Aim of the task →
From the data that follows, copy every line holding the string "scatter".

=== Records for this exercise ===

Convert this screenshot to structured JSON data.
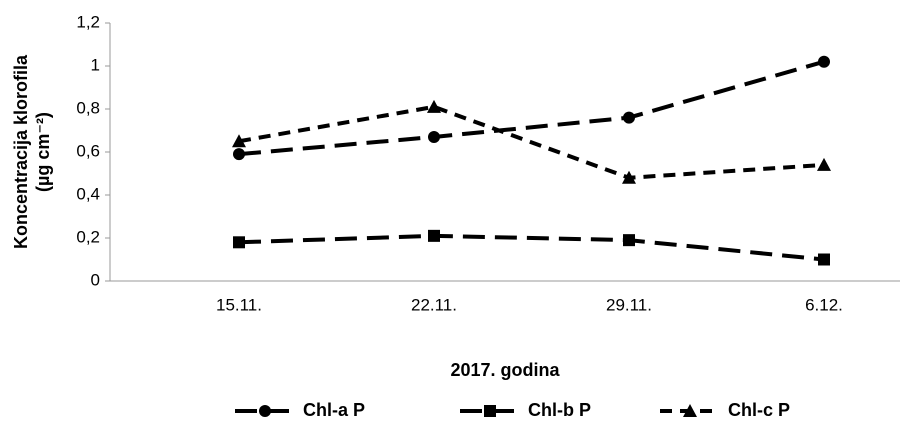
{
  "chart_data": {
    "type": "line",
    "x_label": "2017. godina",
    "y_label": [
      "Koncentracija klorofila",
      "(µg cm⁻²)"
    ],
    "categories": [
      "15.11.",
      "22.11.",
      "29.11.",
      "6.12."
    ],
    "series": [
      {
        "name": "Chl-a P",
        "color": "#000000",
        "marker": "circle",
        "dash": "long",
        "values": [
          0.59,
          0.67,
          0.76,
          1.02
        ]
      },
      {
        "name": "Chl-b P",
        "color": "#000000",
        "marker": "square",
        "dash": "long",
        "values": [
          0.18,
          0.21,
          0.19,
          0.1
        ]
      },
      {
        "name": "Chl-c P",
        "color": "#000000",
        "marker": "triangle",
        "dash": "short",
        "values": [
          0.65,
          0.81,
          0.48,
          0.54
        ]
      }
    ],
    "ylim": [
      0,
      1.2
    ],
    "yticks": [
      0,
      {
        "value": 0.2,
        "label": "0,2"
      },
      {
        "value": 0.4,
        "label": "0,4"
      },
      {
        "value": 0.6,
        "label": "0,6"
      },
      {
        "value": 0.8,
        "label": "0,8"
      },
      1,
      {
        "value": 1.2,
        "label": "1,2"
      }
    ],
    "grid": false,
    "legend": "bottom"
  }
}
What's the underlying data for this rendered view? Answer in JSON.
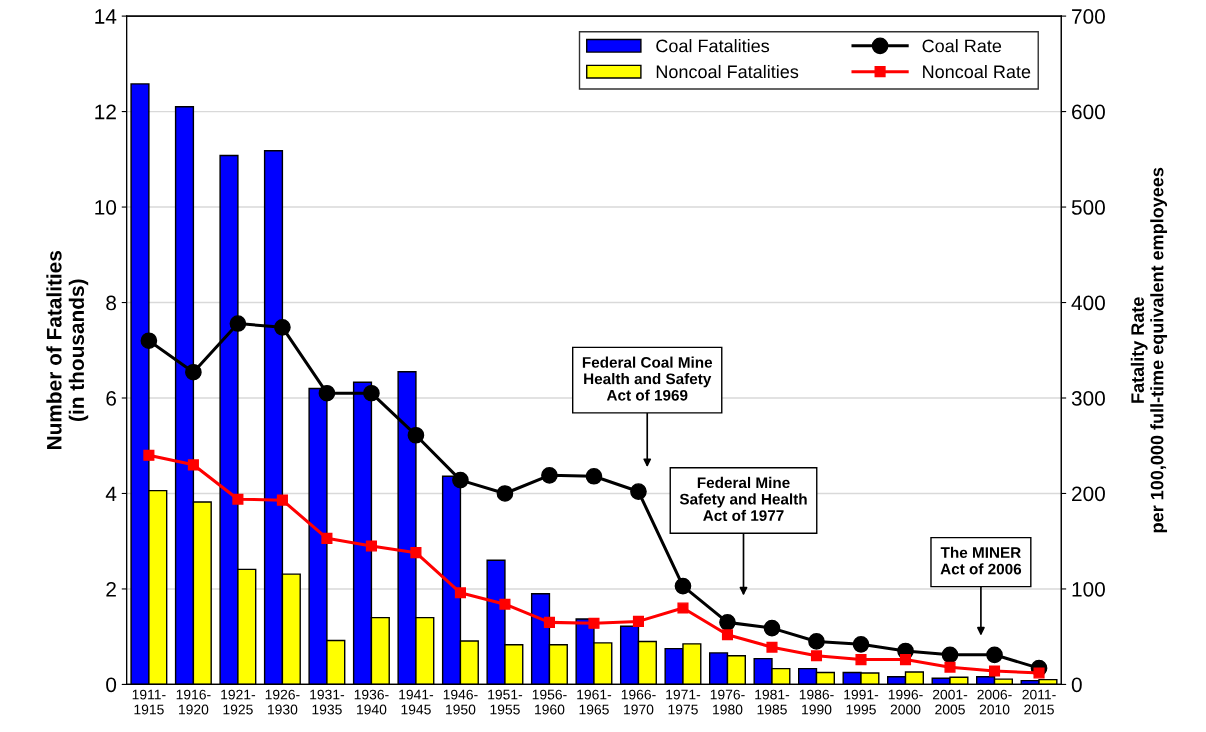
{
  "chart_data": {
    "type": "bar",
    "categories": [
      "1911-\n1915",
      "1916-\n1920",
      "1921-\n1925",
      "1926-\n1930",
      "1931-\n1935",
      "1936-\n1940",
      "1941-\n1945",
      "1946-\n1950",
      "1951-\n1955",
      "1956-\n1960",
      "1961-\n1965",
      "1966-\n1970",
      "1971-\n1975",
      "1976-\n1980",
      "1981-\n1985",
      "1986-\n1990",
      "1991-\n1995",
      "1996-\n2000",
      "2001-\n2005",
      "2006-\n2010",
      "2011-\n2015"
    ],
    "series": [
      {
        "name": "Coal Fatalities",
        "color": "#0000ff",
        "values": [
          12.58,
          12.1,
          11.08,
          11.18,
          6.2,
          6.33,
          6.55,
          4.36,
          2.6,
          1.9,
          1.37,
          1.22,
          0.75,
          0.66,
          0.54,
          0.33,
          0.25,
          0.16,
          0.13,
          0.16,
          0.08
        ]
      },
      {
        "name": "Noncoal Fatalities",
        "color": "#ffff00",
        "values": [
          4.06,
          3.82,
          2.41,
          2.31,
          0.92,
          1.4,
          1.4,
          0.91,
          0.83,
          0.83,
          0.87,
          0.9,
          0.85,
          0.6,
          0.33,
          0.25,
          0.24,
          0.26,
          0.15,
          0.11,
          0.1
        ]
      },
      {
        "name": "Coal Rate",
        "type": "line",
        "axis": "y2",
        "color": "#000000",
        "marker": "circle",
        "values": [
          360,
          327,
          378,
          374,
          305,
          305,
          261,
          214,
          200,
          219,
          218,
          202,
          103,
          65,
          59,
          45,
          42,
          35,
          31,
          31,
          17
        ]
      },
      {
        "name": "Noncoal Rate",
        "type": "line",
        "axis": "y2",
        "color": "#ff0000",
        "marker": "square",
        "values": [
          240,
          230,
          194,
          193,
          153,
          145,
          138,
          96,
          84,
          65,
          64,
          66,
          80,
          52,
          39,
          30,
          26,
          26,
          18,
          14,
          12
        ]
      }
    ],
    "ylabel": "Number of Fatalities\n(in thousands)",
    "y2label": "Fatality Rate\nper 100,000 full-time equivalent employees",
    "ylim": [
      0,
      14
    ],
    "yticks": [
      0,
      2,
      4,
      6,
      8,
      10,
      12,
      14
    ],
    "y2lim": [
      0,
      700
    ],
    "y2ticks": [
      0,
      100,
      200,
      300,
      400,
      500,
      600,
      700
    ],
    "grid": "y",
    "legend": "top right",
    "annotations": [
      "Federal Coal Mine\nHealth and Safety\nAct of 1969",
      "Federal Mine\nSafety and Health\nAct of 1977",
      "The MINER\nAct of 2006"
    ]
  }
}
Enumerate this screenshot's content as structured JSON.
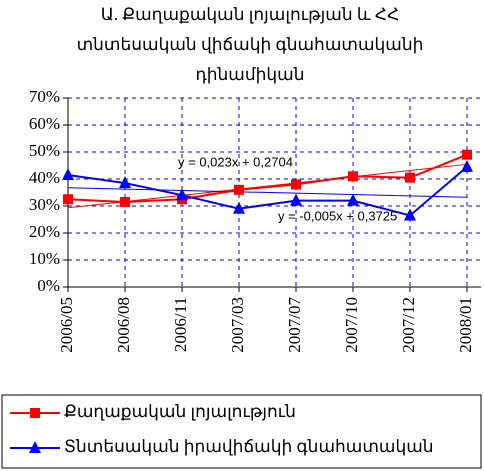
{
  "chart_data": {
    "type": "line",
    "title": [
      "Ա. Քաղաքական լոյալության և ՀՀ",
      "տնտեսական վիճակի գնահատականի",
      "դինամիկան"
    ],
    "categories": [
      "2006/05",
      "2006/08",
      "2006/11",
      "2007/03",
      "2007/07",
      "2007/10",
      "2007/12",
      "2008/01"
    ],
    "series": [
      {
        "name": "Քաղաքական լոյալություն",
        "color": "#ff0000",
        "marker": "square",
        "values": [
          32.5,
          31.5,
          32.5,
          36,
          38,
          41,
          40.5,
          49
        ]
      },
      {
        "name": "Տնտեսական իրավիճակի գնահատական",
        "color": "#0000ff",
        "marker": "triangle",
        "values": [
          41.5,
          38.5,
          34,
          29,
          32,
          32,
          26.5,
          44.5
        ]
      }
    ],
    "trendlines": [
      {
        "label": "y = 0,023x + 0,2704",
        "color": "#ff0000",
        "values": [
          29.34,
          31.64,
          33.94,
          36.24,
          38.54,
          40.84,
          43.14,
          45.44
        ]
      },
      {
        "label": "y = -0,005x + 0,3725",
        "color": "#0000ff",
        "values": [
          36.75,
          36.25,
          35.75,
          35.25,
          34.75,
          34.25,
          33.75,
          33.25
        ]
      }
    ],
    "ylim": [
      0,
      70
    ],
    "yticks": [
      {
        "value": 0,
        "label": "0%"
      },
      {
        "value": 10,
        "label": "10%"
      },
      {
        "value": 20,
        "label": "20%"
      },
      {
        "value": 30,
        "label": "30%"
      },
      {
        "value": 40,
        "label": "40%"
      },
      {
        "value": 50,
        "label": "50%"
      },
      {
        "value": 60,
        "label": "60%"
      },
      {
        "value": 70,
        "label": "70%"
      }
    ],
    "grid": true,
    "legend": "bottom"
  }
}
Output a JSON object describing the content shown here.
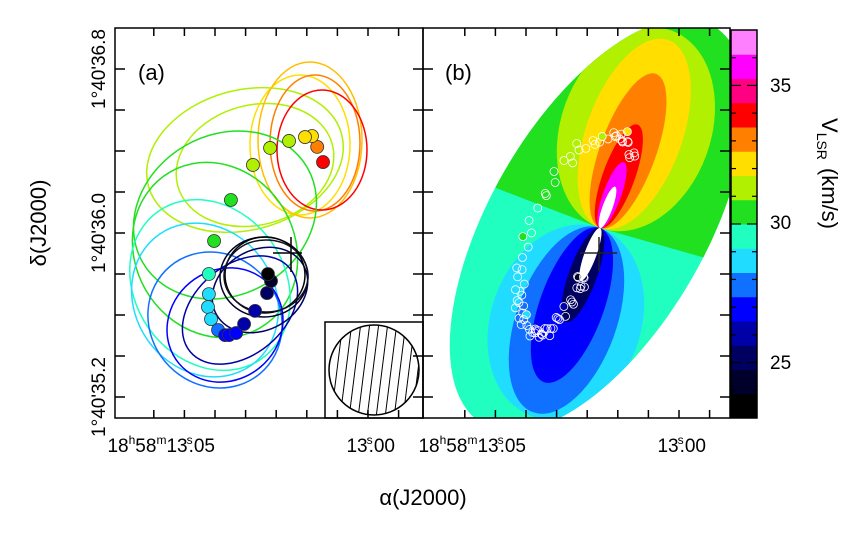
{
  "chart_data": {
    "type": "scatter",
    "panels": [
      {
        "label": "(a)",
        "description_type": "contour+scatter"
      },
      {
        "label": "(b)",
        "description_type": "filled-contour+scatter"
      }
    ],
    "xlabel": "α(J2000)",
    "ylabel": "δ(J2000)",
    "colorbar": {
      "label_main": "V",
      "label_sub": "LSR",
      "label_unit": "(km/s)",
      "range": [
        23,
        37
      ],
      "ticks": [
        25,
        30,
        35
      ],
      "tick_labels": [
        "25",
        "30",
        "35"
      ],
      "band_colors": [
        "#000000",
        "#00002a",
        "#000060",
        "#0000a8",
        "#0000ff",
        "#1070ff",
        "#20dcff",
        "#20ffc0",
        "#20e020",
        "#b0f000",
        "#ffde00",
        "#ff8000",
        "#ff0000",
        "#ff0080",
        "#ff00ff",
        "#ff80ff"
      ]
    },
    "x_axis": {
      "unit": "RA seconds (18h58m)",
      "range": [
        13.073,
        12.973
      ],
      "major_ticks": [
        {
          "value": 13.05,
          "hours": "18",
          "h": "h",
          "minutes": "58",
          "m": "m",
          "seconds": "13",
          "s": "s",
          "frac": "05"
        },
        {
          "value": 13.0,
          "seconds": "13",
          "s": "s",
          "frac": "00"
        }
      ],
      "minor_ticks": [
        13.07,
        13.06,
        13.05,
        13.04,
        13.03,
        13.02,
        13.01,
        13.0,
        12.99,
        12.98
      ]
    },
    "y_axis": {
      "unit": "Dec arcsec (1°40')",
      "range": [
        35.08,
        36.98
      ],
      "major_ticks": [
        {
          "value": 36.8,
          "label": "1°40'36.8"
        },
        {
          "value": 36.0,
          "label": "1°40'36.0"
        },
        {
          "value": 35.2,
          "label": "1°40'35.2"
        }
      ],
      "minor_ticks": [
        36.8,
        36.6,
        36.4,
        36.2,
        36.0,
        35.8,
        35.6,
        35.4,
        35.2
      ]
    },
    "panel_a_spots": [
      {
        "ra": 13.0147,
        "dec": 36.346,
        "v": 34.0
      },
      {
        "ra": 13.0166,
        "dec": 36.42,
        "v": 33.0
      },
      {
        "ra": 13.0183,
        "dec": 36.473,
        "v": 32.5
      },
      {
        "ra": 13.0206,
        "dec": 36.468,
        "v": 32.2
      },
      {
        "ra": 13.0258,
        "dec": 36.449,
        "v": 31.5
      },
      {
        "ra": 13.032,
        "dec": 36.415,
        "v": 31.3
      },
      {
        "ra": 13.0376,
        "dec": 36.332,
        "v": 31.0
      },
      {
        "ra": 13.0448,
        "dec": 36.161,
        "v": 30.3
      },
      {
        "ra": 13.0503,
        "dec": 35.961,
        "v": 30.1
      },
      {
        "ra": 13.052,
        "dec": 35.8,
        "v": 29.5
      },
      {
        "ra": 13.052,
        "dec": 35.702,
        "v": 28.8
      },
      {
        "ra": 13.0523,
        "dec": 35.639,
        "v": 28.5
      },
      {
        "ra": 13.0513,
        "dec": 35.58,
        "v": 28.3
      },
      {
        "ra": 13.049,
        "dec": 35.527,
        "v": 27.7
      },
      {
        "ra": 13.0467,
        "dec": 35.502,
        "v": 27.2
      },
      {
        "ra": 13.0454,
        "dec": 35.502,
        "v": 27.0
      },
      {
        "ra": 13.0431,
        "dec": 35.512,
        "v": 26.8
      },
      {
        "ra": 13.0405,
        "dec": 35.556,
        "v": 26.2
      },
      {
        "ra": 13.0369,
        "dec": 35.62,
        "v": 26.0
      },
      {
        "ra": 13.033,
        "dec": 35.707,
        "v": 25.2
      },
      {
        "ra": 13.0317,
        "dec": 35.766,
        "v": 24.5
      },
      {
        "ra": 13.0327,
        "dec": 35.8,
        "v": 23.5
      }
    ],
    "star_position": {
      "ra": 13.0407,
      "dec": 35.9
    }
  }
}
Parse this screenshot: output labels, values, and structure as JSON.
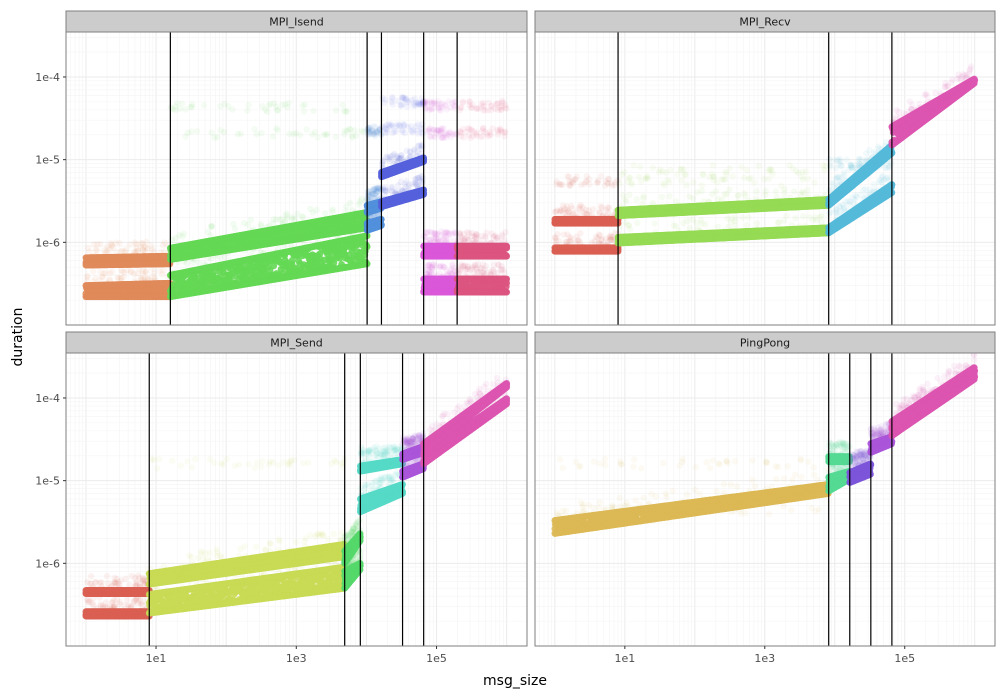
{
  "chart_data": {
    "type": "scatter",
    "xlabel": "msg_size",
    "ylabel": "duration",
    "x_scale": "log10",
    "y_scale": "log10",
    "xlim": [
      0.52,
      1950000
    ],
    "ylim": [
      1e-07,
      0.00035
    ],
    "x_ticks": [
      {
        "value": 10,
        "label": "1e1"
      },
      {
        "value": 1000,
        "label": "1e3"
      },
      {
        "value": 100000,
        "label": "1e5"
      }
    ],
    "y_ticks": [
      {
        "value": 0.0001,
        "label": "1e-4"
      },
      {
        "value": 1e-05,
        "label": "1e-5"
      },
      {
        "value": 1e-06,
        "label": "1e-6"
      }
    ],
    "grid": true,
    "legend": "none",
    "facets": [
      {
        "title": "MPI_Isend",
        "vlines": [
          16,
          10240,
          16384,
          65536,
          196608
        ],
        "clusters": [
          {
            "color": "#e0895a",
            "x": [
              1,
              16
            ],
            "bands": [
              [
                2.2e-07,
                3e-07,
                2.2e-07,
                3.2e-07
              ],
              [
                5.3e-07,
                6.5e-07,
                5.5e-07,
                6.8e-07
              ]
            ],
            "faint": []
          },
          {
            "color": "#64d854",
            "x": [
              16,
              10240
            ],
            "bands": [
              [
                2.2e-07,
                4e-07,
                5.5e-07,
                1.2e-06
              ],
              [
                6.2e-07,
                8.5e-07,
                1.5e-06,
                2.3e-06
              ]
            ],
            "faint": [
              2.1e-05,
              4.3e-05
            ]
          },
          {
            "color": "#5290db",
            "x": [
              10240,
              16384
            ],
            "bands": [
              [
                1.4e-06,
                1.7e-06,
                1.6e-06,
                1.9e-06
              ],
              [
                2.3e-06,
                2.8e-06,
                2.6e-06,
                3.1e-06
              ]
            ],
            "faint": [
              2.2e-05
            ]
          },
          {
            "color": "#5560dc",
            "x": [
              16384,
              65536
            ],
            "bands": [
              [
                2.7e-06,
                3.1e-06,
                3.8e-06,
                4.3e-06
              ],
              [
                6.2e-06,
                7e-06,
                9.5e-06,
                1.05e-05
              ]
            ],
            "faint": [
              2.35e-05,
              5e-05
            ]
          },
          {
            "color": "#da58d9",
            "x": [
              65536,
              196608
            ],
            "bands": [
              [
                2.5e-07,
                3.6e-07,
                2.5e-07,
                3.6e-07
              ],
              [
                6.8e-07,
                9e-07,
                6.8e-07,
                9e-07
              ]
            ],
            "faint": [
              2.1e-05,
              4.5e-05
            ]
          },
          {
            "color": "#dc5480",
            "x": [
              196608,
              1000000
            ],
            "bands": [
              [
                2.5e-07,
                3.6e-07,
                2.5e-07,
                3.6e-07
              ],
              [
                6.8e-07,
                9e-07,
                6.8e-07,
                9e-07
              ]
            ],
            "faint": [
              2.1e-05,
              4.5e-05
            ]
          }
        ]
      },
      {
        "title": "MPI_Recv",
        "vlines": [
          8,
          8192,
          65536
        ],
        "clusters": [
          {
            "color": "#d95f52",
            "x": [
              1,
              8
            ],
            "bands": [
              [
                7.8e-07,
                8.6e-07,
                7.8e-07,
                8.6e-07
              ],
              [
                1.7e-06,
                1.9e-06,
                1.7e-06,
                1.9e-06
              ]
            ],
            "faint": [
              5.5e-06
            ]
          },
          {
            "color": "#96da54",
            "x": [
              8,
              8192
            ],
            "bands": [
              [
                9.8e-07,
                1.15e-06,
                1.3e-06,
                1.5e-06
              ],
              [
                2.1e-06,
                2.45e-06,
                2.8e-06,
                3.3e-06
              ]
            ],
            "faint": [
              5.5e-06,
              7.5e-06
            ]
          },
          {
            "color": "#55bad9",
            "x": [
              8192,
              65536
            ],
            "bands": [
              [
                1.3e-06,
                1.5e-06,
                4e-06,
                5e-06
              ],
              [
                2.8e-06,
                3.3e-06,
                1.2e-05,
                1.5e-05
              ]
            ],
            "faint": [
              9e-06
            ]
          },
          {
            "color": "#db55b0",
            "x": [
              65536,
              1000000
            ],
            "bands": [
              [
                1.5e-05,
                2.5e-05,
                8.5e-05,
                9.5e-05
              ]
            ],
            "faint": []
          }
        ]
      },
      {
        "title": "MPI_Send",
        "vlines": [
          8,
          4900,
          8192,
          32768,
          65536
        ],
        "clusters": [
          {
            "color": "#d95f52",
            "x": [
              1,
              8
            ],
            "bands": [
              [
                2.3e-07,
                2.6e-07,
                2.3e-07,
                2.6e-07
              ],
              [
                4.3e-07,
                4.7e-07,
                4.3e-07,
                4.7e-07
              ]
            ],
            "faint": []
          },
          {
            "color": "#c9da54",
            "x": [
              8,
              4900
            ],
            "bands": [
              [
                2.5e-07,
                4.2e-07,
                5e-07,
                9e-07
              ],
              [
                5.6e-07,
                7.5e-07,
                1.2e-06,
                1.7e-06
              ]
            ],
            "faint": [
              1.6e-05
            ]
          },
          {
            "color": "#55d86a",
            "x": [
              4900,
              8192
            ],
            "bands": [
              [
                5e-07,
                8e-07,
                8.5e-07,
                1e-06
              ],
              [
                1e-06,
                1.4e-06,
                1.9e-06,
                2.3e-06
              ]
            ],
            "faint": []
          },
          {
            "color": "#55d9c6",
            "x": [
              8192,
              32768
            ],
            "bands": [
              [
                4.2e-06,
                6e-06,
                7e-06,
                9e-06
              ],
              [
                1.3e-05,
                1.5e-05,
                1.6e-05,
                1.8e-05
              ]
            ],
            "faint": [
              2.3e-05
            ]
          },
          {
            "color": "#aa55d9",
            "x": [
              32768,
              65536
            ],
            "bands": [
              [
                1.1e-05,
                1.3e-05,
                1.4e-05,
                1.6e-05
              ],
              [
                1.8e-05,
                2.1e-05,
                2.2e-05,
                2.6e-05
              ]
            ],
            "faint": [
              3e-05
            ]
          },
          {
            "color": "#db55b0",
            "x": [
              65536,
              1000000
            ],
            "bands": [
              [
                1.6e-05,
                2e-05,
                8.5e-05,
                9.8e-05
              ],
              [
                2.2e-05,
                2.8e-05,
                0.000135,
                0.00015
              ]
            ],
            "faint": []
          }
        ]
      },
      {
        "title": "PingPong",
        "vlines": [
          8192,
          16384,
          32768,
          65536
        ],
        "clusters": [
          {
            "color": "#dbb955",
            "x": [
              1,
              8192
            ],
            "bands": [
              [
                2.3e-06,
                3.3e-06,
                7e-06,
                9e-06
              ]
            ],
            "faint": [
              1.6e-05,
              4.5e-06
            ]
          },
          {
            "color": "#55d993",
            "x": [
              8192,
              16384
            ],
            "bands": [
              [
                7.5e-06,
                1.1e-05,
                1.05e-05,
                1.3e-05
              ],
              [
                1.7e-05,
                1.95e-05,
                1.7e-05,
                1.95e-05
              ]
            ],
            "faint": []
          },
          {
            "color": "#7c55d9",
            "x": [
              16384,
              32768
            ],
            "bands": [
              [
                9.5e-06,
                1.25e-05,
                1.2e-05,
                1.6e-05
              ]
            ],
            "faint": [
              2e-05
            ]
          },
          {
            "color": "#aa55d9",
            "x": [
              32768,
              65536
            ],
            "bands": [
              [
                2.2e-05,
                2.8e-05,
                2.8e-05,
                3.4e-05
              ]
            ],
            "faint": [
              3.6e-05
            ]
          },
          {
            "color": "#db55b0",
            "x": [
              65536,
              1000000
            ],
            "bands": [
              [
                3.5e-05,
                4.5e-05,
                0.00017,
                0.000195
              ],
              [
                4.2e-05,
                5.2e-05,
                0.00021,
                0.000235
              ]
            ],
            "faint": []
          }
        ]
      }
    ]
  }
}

===

Task solution →
    "type": "scatter",
        "description_type": "contour+scatter"
        "description_type": "filled-contour+scatter"
    "type": "scatter",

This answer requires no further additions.